* [Your instructions] Write every line of the material out exactly as shown.

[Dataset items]
* begin *

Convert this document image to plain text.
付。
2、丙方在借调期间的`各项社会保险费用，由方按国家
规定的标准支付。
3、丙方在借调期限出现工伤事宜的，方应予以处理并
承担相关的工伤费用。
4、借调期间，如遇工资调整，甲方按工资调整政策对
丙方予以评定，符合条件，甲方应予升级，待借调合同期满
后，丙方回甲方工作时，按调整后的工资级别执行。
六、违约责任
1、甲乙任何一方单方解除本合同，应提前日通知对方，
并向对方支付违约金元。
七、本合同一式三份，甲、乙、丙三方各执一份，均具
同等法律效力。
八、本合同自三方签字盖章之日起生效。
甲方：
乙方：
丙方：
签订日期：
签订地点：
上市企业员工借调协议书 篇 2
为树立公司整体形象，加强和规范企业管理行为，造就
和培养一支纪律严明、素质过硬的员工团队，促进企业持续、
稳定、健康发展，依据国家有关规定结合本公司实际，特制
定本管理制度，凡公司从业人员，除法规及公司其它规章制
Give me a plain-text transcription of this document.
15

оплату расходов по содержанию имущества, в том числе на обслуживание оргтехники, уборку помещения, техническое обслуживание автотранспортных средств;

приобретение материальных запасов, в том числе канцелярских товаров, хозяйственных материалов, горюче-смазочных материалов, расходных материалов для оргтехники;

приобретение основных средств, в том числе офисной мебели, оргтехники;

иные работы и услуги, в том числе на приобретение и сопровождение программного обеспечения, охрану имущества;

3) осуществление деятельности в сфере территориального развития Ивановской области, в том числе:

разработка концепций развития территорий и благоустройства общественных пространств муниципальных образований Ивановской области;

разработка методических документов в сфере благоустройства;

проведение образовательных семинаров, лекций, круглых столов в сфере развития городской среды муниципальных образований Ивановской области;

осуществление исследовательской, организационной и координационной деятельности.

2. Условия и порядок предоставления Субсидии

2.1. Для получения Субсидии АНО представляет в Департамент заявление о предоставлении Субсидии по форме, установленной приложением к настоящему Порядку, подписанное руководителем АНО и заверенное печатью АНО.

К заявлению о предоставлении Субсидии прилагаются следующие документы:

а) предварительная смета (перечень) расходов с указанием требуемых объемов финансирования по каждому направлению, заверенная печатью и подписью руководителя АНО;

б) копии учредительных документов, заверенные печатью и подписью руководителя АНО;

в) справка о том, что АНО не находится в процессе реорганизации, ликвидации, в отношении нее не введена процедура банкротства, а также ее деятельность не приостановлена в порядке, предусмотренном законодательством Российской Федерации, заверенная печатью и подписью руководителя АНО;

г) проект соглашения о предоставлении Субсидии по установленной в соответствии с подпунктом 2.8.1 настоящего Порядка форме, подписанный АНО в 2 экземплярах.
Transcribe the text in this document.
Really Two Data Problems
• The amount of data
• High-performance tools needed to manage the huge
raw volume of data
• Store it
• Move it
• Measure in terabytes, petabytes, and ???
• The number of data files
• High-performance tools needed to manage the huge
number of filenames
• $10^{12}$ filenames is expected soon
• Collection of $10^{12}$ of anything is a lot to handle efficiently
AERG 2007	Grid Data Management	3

* end *

* [Solution to this exercise]
Convert this document image to plain text.
付。
2、丙方在借调期间的`各项社会保险费用，由方按国家
规定的标准支付。
3、丙方在借调期限出现工伤事宜的，方应予以处理并
承担相关的工伤费用。
4、借调期间，如遇工资调整，甲方按工资调整政策对
丙方予以评定，符合条件，甲方应予升级，待借调合同期满
后，丙方回甲方工作时，按调整后的工资级别执行。
六、违约责任
1、甲乙任何一方单方解除本合同，应提前日通知对方，
并向对方支付违约金元。
七、本合同一式三份，甲、乙、丙三方各执一份，均具
同等法律效力。
八、本合同自三方签字盖章之日起生效。
甲方：
乙方：
丙方：
签订日期：
签订地点：
上市企业员工借调协议书 篇 2
为树立公司整体形象，加强和规范企业管理行为，造就
和培养一支纪律严明、素质过硬的员工团队，促进企业持续、
稳定、健康发展，依据国家有关规定结合本公司实际，特制
定本管理制度，凡公司从业人员，除法规及公司其它规章制
Give me a plain-text transcription of this document.
15

оплату расходов по содержанию имущества, в том числе на обслуживание оргтехники, уборку помещения, техническое обслуживание автотранспортных средств;

приобретение материальных запасов, в том числе канцелярских товаров, хозяйственных материалов, горюче-смазочных материалов, расходных материалов для оргтехники;

приобретение основных средств, в том числе офисной мебели, оргтехники;

иные работы и услуги, в том числе на приобретение и сопровождение программного обеспечения, охрану имущества;

3) осуществление деятельности в сфере территориального развития Ивановской области, в том числе:

разработка концепций развития территорий и благоустройства общественных пространств муниципальных образований Ивановской области;

разработка методических документов в сфере благоустройства;

проведение образовательных семинаров, лекций, круглых столов в сфере развития городской среды муниципальных образований Ивановской области;

осуществление исследовательской, организационной и координационной деятельности.

2. Условия и порядок предоставления Субсидии

2.1. Для получения Субсидии АНО представляет в Департамент заявление о предоставлении Субсидии по форме, установленной приложением к настоящему Порядку, подписанное руководителем АНО и заверенное печатью АНО.

К заявлению о предоставлении Субсидии прилагаются следующие документы:

а) предварительная смета (перечень) расходов с указанием требуемых объемов финансирования по каждому направлению, заверенная печатью и подписью руководителя АНО;

б) копии учредительных документов, заверенные печатью и подписью руководителя АНО;

в) справка о том, что АНО не находится в процессе реорганизации, ликвидации, в отношении нее не введена процедура банкротства, а также ее деятельность не приостановлена в порядке, предусмотренном законодательством Российской Федерации, заверенная печатью и подписью руководителя АНО;

г) проект соглашения о предоставлении Субсидии по установленной в соответствии с подпунктом 2.8.1 настоящего Порядка форме, подписанный АНО в 2 экземплярах.
Transcribe the text in this document.
Really Two Data Problems
• The amount of data
• High-performance tools needed to manage the huge
raw volume of data
• Store it
• Move it
• Measure in terabytes, petabytes, and ???
• The number of data files
• High-performance tools needed to manage the huge
number of filenames
• $10^{12}$ filenames is expected soon
• Collection of $10^{12}$ of anything is a lot to handle efficiently
AERG 2007	Grid Data Management	3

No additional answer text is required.